→ Requirements: Below is a listing; copy all of it exactly.

[Collected data]
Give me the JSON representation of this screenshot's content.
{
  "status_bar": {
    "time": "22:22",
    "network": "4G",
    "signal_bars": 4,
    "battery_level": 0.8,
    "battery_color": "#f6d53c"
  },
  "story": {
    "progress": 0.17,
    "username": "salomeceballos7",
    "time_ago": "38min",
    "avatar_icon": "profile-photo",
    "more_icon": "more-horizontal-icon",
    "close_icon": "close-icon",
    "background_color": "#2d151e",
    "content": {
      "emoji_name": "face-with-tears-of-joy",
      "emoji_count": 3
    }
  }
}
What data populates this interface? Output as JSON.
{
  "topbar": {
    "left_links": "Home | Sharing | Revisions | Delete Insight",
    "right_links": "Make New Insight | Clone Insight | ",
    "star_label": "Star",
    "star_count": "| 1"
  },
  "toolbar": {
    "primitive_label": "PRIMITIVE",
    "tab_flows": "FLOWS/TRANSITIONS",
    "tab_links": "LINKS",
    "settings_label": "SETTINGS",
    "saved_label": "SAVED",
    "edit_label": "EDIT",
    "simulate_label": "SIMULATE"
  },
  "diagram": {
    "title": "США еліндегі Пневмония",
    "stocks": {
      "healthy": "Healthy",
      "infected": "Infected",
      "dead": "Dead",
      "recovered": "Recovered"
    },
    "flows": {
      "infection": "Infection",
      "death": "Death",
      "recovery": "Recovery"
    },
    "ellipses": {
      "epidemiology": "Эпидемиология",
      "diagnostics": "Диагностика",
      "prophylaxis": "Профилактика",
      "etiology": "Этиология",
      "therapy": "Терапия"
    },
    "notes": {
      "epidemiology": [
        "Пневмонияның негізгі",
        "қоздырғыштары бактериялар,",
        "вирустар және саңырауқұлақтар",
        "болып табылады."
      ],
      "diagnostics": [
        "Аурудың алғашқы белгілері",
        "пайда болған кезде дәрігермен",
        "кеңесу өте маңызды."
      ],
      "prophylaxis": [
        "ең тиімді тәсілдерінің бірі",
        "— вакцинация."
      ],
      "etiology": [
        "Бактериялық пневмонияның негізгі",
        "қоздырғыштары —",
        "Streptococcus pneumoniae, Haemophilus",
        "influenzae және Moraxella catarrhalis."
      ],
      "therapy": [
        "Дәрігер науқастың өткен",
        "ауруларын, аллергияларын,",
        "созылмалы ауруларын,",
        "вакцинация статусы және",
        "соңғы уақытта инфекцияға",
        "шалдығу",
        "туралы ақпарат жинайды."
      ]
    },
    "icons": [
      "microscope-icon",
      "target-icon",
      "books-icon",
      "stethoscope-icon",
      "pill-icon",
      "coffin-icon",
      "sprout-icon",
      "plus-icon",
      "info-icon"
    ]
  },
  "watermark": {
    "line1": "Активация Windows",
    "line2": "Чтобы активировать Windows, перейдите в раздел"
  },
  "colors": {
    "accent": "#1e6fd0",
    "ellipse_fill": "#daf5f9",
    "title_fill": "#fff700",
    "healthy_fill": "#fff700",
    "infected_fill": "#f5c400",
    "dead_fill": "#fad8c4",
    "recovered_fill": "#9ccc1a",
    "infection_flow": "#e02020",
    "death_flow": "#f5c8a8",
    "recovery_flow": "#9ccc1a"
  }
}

→ Solution for this exercise:
Give me the JSON representation of this screenshot's content.
{
  "status_bar": {
    "time": "22:22",
    "network": "4G",
    "signal_bars": 4,
    "battery_level": 0.8,
    "battery_color": "#f6d53c"
  },
  "story": {
    "progress": 0.17,
    "username": "salomeceballos7",
    "time_ago": "38min",
    "avatar_icon": "profile-photo",
    "more_icon": "more-horizontal-icon",
    "close_icon": "close-icon",
    "background_color": "#2d151e",
    "content": {
      "emoji_name": "face-with-tears-of-joy",
      "emoji_count": 3
    }
  }
}
What data populates this interface? Output as JSON.
{
  "topbar": {
    "left_links": "Home | Sharing | Revisions | Delete Insight",
    "right_links": "Make New Insight | Clone Insight | ",
    "star_label": "Star",
    "star_count": "| 1"
  },
  "toolbar": {
    "primitive_label": "PRIMITIVE",
    "tab_flows": "FLOWS/TRANSITIONS",
    "tab_links": "LINKS",
    "settings_label": "SETTINGS",
    "saved_label": "SAVED",
    "edit_label": "EDIT",
    "simulate_label": "SIMULATE"
  },
  "diagram": {
    "title": "США еліндегі Пневмония",
    "stocks": {
      "healthy": "Healthy",
      "infected": "Infected",
      "dead": "Dead",
      "recovered": "Recovered"
    },
    "flows": {
      "infection": "Infection",
      "death": "Death",
      "recovery": "Recovery"
    },
    "ellipses": {
      "epidemiology": "Эпидемиология",
      "diagnostics": "Диагностика",
      "prophylaxis": "Профилактика",
      "etiology": "Этиология",
      "therapy": "Терапия"
    },
    "notes": {
      "epidemiology": [
        "Пневмонияның негізгі",
        "қоздырғыштары бактериялар,",
        "вирустар және саңырауқұлақтар",
        "болып табылады."
      ],
      "diagnostics": [
        "Аурудың алғашқы белгілері",
        "пайда болған кезде дәрігермен",
        "кеңесу өте маңызды."
      ],
      "prophylaxis": [
        "ең тиімді тәсілдерінің бірі",
        "— вакцинация."
      ],
      "etiology": [
        "Бактериялық пневмонияның негізгі",
        "қоздырғыштары —",
        "Streptococcus pneumoniae, Haemophilus",
        "influenzae және Moraxella catarrhalis."
      ],
      "therapy": [
        "Дәрігер науқастың өткен",
        "ауруларын, аллергияларын,",
        "созылмалы ауруларын,",
        "вакцинация статусы және",
        "соңғы уақытта инфекцияға",
        "шалдығу",
        "туралы ақпарат жинайды."
      ]
    },
    "icons": [
      "microscope-icon",
      "target-icon",
      "books-icon",
      "stethoscope-icon",
      "pill-icon",
      "coffin-icon",
      "sprout-icon",
      "plus-icon",
      "info-icon"
    ]
  },
  "watermark": {
    "line1": "Активация Windows",
    "line2": "Чтобы активировать Windows, перейдите в раздел"
  },
  "colors": {
    "accent": "#1e6fd0",
    "ellipse_fill": "#daf5f9",
    "title_fill": "#fff700",
    "healthy_fill": "#fff700",
    "infected_fill": "#f5c400",
    "dead_fill": "#fad8c4",
    "recovered_fill": "#9ccc1a",
    "infection_flow": "#e02020",
    "death_flow": "#f5c8a8",
    "recovery_flow": "#9ccc1a"
  }
}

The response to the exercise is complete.